> Exercise prompt
Which lines contain the string "name"? Please list every one of them.

> Dataset excerpts
# # #
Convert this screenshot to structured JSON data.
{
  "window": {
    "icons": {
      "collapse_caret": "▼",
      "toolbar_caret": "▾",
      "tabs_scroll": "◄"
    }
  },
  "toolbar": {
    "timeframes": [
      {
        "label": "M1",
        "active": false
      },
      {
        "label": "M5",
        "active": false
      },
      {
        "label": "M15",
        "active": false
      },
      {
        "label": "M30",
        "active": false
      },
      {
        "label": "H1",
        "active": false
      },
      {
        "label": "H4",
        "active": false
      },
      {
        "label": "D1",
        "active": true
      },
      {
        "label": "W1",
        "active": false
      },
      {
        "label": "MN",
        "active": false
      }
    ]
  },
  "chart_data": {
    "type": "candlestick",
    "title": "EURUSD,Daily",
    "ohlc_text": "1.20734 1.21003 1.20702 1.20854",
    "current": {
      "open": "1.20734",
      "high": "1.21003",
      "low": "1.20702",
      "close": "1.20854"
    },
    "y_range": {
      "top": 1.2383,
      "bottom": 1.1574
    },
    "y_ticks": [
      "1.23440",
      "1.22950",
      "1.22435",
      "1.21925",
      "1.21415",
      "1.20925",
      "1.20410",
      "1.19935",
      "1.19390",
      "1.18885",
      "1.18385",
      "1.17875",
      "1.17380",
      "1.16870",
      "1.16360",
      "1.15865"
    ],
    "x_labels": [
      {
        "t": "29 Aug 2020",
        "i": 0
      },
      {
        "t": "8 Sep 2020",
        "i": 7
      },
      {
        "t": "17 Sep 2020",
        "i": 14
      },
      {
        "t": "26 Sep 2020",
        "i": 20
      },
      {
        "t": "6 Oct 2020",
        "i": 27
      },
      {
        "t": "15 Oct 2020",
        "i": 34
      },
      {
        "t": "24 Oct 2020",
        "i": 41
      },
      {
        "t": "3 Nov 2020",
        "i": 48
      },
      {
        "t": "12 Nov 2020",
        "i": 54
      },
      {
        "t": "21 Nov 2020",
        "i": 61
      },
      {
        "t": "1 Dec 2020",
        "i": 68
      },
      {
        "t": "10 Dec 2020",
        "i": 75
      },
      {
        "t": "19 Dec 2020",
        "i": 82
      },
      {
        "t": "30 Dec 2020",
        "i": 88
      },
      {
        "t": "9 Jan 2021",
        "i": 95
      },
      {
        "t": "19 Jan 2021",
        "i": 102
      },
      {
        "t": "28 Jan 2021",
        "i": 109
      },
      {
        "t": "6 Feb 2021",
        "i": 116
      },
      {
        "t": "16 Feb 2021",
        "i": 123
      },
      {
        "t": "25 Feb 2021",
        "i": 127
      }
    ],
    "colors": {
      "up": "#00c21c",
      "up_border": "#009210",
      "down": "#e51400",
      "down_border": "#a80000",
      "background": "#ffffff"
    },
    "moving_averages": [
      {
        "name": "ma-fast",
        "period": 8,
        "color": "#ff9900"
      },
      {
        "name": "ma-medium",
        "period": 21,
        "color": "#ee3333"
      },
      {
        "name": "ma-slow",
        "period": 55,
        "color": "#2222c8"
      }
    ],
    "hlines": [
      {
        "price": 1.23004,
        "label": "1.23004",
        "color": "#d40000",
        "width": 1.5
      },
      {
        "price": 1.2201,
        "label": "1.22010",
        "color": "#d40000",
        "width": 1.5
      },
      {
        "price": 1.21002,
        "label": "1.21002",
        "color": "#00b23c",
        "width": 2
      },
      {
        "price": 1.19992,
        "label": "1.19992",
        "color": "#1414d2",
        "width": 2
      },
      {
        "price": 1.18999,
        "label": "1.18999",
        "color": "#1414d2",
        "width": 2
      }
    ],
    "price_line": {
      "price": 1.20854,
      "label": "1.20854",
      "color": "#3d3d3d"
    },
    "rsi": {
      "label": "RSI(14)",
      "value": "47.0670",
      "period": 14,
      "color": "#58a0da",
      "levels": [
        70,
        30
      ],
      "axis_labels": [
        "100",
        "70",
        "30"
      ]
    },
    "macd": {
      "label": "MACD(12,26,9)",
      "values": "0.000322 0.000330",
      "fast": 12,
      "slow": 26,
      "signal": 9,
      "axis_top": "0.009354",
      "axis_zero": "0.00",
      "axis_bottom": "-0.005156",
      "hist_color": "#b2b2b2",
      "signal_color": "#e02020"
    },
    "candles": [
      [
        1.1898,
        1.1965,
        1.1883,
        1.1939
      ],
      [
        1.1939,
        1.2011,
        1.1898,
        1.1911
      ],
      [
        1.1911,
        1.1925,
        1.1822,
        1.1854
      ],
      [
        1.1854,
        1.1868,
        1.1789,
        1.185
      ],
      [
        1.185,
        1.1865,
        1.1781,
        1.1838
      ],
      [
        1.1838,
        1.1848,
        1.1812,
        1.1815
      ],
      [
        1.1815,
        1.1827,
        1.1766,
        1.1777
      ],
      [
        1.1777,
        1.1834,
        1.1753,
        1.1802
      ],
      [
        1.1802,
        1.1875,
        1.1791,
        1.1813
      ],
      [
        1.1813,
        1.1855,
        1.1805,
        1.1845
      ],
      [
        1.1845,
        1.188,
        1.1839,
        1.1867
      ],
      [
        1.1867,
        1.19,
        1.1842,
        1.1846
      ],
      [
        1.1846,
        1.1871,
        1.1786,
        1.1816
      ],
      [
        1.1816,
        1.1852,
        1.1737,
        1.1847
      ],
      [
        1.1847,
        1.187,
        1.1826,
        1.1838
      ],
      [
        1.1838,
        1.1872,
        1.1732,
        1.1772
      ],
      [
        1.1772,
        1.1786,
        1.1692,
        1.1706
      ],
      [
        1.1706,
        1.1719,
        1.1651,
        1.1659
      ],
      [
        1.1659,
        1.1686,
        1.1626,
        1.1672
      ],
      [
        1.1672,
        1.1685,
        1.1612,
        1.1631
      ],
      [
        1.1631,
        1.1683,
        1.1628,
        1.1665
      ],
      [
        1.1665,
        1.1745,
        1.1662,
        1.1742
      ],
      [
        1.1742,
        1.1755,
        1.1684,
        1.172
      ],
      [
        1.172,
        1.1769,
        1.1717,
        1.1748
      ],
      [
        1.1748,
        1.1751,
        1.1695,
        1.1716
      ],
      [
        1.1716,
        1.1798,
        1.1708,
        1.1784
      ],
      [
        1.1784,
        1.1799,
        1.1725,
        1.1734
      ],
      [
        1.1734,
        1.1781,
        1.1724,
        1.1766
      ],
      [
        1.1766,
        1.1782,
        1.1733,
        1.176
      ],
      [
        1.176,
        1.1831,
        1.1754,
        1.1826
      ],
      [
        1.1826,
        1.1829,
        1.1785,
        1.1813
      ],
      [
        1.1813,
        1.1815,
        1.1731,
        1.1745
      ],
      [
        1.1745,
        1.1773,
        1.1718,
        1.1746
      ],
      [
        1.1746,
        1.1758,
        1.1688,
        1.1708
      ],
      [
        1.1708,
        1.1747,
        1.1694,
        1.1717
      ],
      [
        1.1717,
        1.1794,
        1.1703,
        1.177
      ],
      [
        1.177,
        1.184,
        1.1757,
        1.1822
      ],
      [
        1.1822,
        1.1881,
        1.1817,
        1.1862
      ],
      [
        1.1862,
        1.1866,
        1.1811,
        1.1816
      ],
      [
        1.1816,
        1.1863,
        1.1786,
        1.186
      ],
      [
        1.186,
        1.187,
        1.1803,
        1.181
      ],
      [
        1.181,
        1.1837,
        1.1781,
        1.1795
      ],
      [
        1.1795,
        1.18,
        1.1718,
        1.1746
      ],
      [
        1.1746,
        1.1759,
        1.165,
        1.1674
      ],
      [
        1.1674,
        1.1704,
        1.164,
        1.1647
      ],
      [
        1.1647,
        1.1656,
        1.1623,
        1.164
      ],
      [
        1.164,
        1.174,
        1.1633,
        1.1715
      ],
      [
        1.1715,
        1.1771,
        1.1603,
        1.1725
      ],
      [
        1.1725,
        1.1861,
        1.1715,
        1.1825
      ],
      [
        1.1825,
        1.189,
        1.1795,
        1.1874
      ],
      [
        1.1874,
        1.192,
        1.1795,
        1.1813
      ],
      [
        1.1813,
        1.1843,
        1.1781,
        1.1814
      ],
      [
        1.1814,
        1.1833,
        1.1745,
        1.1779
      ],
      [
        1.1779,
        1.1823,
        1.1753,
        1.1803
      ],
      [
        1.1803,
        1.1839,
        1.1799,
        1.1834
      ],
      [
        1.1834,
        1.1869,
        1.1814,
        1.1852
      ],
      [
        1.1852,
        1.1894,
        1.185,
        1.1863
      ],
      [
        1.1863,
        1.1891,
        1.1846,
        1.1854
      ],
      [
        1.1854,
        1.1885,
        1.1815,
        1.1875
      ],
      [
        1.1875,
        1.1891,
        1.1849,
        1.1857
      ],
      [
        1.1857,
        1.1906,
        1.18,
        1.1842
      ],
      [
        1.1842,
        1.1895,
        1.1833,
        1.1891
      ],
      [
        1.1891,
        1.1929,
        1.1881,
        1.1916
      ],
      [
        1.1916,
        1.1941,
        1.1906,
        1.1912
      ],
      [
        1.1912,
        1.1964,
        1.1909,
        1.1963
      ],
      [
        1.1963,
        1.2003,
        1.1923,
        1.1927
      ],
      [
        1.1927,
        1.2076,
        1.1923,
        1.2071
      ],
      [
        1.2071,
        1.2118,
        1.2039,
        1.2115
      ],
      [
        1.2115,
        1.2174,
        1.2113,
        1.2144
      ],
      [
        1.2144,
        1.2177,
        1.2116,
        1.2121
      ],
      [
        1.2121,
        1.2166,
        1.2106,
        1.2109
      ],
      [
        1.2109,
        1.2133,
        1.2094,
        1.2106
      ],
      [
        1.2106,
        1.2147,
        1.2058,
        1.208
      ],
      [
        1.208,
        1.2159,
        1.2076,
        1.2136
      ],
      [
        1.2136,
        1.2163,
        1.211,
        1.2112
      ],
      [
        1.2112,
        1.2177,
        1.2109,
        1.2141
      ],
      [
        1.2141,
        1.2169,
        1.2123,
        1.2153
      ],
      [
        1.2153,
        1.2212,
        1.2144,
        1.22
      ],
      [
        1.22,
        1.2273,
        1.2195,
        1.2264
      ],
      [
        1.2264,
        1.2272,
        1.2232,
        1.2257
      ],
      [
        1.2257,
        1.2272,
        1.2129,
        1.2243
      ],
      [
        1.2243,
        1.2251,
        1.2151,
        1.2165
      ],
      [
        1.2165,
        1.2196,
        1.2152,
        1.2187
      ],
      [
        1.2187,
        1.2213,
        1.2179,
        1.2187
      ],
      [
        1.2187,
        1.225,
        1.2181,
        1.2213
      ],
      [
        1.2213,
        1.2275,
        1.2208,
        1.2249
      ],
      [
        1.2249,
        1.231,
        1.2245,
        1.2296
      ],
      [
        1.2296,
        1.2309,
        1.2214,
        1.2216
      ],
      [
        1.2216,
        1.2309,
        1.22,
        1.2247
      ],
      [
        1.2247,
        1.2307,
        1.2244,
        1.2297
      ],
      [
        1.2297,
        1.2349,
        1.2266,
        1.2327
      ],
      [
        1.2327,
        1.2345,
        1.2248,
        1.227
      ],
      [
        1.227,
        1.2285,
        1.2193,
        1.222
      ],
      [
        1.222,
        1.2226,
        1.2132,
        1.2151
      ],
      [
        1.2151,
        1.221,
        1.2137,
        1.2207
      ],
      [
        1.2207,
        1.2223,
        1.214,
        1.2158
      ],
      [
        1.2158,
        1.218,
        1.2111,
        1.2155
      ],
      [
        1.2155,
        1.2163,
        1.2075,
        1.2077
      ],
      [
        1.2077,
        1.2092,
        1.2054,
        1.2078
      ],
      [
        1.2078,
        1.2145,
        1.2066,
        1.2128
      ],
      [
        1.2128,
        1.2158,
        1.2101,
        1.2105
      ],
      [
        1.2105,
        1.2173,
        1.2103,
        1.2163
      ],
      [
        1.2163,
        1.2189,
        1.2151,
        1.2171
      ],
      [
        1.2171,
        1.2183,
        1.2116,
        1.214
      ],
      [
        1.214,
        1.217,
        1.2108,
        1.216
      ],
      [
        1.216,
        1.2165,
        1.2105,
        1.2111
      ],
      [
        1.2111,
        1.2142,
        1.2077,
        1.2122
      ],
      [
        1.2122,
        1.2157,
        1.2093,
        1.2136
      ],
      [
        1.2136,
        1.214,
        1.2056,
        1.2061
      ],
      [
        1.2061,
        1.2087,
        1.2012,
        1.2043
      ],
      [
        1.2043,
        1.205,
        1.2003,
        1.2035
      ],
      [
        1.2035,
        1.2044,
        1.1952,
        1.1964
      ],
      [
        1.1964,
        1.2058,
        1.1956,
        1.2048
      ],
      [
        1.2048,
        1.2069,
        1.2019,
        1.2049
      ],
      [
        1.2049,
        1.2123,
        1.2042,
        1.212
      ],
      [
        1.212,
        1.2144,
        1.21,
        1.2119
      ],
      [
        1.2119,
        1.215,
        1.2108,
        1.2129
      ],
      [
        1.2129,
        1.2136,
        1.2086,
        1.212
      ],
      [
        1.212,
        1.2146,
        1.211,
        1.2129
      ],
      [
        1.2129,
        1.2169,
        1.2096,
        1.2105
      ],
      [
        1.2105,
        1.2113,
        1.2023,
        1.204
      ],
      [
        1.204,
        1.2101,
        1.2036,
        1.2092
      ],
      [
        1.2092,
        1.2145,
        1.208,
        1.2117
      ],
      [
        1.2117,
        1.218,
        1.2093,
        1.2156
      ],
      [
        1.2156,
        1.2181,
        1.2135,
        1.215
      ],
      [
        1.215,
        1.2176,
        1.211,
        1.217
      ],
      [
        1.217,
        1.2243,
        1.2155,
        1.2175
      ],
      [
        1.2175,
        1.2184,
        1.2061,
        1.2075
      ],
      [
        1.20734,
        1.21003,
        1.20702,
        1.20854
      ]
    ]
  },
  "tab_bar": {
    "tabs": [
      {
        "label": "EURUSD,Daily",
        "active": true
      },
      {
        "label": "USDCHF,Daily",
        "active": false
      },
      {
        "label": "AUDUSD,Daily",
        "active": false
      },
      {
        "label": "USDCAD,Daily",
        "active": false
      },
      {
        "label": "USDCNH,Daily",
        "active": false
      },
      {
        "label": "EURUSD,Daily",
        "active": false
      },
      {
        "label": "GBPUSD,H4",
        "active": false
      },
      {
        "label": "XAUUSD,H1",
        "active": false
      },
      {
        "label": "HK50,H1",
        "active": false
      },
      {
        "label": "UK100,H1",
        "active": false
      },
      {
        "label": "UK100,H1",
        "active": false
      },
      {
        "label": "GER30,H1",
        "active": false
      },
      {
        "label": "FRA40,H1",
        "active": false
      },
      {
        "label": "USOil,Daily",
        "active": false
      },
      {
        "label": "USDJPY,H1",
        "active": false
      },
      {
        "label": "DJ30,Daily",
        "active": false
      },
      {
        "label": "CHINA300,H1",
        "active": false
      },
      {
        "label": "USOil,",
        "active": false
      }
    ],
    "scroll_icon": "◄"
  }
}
# # #
> The result
        "name": "ma-fast",
        "name": "ma-medium",
        "name": "ma-slow",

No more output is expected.